_Problem to work on_
Write out the material again word for word, dropping any images it holds.

_Material provided_
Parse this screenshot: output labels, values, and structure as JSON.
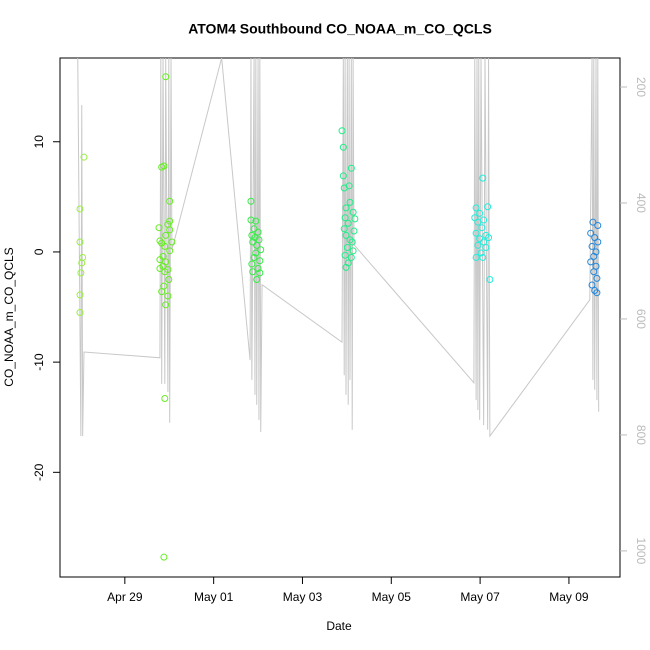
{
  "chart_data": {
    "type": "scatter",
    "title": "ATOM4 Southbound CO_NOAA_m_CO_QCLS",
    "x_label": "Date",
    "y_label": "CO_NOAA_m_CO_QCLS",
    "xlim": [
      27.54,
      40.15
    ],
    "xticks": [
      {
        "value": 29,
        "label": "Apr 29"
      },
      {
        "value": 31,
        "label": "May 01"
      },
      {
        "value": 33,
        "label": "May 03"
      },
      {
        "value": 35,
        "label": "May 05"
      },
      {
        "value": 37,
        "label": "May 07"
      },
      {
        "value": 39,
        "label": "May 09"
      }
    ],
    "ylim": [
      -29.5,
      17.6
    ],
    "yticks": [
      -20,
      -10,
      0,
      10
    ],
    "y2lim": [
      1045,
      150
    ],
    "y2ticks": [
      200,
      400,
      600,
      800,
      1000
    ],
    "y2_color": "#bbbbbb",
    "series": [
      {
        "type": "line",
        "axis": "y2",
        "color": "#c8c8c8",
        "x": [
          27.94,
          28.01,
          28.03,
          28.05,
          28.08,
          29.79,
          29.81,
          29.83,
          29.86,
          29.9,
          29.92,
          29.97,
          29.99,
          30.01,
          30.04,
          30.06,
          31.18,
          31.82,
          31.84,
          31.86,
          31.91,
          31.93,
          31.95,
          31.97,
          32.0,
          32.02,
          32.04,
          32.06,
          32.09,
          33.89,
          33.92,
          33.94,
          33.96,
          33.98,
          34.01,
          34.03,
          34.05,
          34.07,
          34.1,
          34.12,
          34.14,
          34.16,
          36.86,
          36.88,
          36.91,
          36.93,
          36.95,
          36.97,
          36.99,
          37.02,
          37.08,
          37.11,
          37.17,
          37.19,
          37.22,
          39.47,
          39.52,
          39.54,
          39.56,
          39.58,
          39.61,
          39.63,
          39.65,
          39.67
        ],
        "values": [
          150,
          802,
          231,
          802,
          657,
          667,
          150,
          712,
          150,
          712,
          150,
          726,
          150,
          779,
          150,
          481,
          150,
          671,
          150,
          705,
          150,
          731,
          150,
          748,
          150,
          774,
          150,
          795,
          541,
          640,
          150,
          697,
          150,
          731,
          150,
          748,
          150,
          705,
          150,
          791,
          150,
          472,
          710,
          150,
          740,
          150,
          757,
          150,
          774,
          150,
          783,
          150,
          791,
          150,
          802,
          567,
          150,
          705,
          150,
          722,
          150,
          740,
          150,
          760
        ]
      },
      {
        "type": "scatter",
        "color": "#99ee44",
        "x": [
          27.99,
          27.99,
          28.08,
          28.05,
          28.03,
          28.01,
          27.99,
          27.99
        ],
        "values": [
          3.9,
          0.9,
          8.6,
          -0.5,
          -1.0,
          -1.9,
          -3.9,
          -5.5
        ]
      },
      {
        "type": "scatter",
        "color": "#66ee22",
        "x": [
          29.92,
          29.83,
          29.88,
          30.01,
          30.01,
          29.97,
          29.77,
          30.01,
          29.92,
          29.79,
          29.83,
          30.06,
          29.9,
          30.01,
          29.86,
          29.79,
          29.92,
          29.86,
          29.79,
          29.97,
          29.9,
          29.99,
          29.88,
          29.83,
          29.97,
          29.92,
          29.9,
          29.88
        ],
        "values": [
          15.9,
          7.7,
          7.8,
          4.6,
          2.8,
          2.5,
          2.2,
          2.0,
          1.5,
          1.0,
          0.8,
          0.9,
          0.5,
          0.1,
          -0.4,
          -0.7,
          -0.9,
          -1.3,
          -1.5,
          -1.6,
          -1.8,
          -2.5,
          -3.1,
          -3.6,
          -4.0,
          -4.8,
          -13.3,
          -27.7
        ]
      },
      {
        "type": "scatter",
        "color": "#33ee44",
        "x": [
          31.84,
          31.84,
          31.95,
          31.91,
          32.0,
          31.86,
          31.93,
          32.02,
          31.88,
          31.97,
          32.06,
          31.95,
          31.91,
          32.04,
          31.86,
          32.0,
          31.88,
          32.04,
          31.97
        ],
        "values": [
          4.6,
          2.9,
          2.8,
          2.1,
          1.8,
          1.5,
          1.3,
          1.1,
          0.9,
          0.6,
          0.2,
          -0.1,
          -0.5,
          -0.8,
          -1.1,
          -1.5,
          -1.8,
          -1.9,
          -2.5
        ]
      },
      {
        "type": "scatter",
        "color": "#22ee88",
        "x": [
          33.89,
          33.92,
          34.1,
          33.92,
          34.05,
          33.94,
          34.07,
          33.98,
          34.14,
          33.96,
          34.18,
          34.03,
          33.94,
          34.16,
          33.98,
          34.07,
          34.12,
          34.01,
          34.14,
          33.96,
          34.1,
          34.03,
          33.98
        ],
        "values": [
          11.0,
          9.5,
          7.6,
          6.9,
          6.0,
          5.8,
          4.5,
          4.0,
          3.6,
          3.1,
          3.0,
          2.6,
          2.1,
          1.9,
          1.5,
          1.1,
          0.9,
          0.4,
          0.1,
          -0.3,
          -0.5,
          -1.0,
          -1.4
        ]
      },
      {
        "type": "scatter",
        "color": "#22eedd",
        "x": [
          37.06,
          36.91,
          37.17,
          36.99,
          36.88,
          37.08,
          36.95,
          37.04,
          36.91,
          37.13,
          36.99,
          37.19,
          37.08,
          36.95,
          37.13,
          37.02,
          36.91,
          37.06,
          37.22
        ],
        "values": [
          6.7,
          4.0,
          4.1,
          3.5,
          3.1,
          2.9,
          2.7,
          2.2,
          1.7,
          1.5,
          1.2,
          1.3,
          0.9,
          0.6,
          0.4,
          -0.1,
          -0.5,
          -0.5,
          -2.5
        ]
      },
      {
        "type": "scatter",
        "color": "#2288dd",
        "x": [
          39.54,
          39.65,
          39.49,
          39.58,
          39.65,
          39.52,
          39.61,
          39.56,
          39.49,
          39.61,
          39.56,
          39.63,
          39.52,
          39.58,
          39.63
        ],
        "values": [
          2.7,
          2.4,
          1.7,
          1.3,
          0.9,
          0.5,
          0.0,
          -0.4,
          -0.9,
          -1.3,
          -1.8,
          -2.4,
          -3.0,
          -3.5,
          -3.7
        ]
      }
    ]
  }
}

_Solution to this exercise_
Parse this screenshot: output labels, values, and structure as JSON.
{
  "chart_data": {
    "type": "scatter",
    "title": "ATOM4 Southbound CO_NOAA_m_CO_QCLS",
    "x_label": "Date",
    "y_label": "CO_NOAA_m_CO_QCLS",
    "xlim": [
      27.54,
      40.15
    ],
    "xticks": [
      {
        "value": 29,
        "label": "Apr 29"
      },
      {
        "value": 31,
        "label": "May 01"
      },
      {
        "value": 33,
        "label": "May 03"
      },
      {
        "value": 35,
        "label": "May 05"
      },
      {
        "value": 37,
        "label": "May 07"
      },
      {
        "value": 39,
        "label": "May 09"
      }
    ],
    "ylim": [
      -29.5,
      17.6
    ],
    "yticks": [
      -20,
      -10,
      0,
      10
    ],
    "y2lim": [
      1045,
      150
    ],
    "y2ticks": [
      200,
      400,
      600,
      800,
      1000
    ],
    "y2_color": "#bbbbbb",
    "series": [
      {
        "type": "line",
        "axis": "y2",
        "color": "#c8c8c8",
        "x": [
          27.94,
          28.01,
          28.03,
          28.05,
          28.08,
          29.79,
          29.81,
          29.83,
          29.86,
          29.9,
          29.92,
          29.97,
          29.99,
          30.01,
          30.04,
          30.06,
          31.18,
          31.82,
          31.84,
          31.86,
          31.91,
          31.93,
          31.95,
          31.97,
          32.0,
          32.02,
          32.04,
          32.06,
          32.09,
          33.89,
          33.92,
          33.94,
          33.96,
          33.98,
          34.01,
          34.03,
          34.05,
          34.07,
          34.1,
          34.12,
          34.14,
          34.16,
          36.86,
          36.88,
          36.91,
          36.93,
          36.95,
          36.97,
          36.99,
          37.02,
          37.08,
          37.11,
          37.17,
          37.19,
          37.22,
          39.47,
          39.52,
          39.54,
          39.56,
          39.58,
          39.61,
          39.63,
          39.65,
          39.67
        ],
        "values": [
          150,
          802,
          231,
          802,
          657,
          667,
          150,
          712,
          150,
          712,
          150,
          726,
          150,
          779,
          150,
          481,
          150,
          671,
          150,
          705,
          150,
          731,
          150,
          748,
          150,
          774,
          150,
          795,
          541,
          640,
          150,
          697,
          150,
          731,
          150,
          748,
          150,
          705,
          150,
          791,
          150,
          472,
          710,
          150,
          740,
          150,
          757,
          150,
          774,
          150,
          783,
          150,
          791,
          150,
          802,
          567,
          150,
          705,
          150,
          722,
          150,
          740,
          150,
          760
        ]
      },
      {
        "type": "scatter",
        "color": "#99ee44",
        "x": [
          27.99,
          27.99,
          28.08,
          28.05,
          28.03,
          28.01,
          27.99,
          27.99
        ],
        "values": [
          3.9,
          0.9,
          8.6,
          -0.5,
          -1.0,
          -1.9,
          -3.9,
          -5.5
        ]
      },
      {
        "type": "scatter",
        "color": "#66ee22",
        "x": [
          29.92,
          29.83,
          29.88,
          30.01,
          30.01,
          29.97,
          29.77,
          30.01,
          29.92,
          29.79,
          29.83,
          30.06,
          29.9,
          30.01,
          29.86,
          29.79,
          29.92,
          29.86,
          29.79,
          29.97,
          29.9,
          29.99,
          29.88,
          29.83,
          29.97,
          29.92,
          29.9,
          29.88
        ],
        "values": [
          15.9,
          7.7,
          7.8,
          4.6,
          2.8,
          2.5,
          2.2,
          2.0,
          1.5,
          1.0,
          0.8,
          0.9,
          0.5,
          0.1,
          -0.4,
          -0.7,
          -0.9,
          -1.3,
          -1.5,
          -1.6,
          -1.8,
          -2.5,
          -3.1,
          -3.6,
          -4.0,
          -4.8,
          -13.3,
          -27.7
        ]
      },
      {
        "type": "scatter",
        "color": "#33ee44",
        "x": [
          31.84,
          31.84,
          31.95,
          31.91,
          32.0,
          31.86,
          31.93,
          32.02,
          31.88,
          31.97,
          32.06,
          31.95,
          31.91,
          32.04,
          31.86,
          32.0,
          31.88,
          32.04,
          31.97
        ],
        "values": [
          4.6,
          2.9,
          2.8,
          2.1,
          1.8,
          1.5,
          1.3,
          1.1,
          0.9,
          0.6,
          0.2,
          -0.1,
          -0.5,
          -0.8,
          -1.1,
          -1.5,
          -1.8,
          -1.9,
          -2.5
        ]
      },
      {
        "type": "scatter",
        "color": "#22ee88",
        "x": [
          33.89,
          33.92,
          34.1,
          33.92,
          34.05,
          33.94,
          34.07,
          33.98,
          34.14,
          33.96,
          34.18,
          34.03,
          33.94,
          34.16,
          33.98,
          34.07,
          34.12,
          34.01,
          34.14,
          33.96,
          34.1,
          34.03,
          33.98
        ],
        "values": [
          11.0,
          9.5,
          7.6,
          6.9,
          6.0,
          5.8,
          4.5,
          4.0,
          3.6,
          3.1,
          3.0,
          2.6,
          2.1,
          1.9,
          1.5,
          1.1,
          0.9,
          0.4,
          0.1,
          -0.3,
          -0.5,
          -1.0,
          -1.4
        ]
      },
      {
        "type": "scatter",
        "color": "#22eedd",
        "x": [
          37.06,
          36.91,
          37.17,
          36.99,
          36.88,
          37.08,
          36.95,
          37.04,
          36.91,
          37.13,
          36.99,
          37.19,
          37.08,
          36.95,
          37.13,
          37.02,
          36.91,
          37.06,
          37.22
        ],
        "values": [
          6.7,
          4.0,
          4.1,
          3.5,
          3.1,
          2.9,
          2.7,
          2.2,
          1.7,
          1.5,
          1.2,
          1.3,
          0.9,
          0.6,
          0.4,
          -0.1,
          -0.5,
          -0.5,
          -2.5
        ]
      },
      {
        "type": "scatter",
        "color": "#2288dd",
        "x": [
          39.54,
          39.65,
          39.49,
          39.58,
          39.65,
          39.52,
          39.61,
          39.56,
          39.49,
          39.61,
          39.56,
          39.63,
          39.52,
          39.58,
          39.63
        ],
        "values": [
          2.7,
          2.4,
          1.7,
          1.3,
          0.9,
          0.5,
          0.0,
          -0.4,
          -0.9,
          -1.3,
          -1.8,
          -2.4,
          -3.0,
          -3.5,
          -3.7
        ]
      }
    ]
  }
}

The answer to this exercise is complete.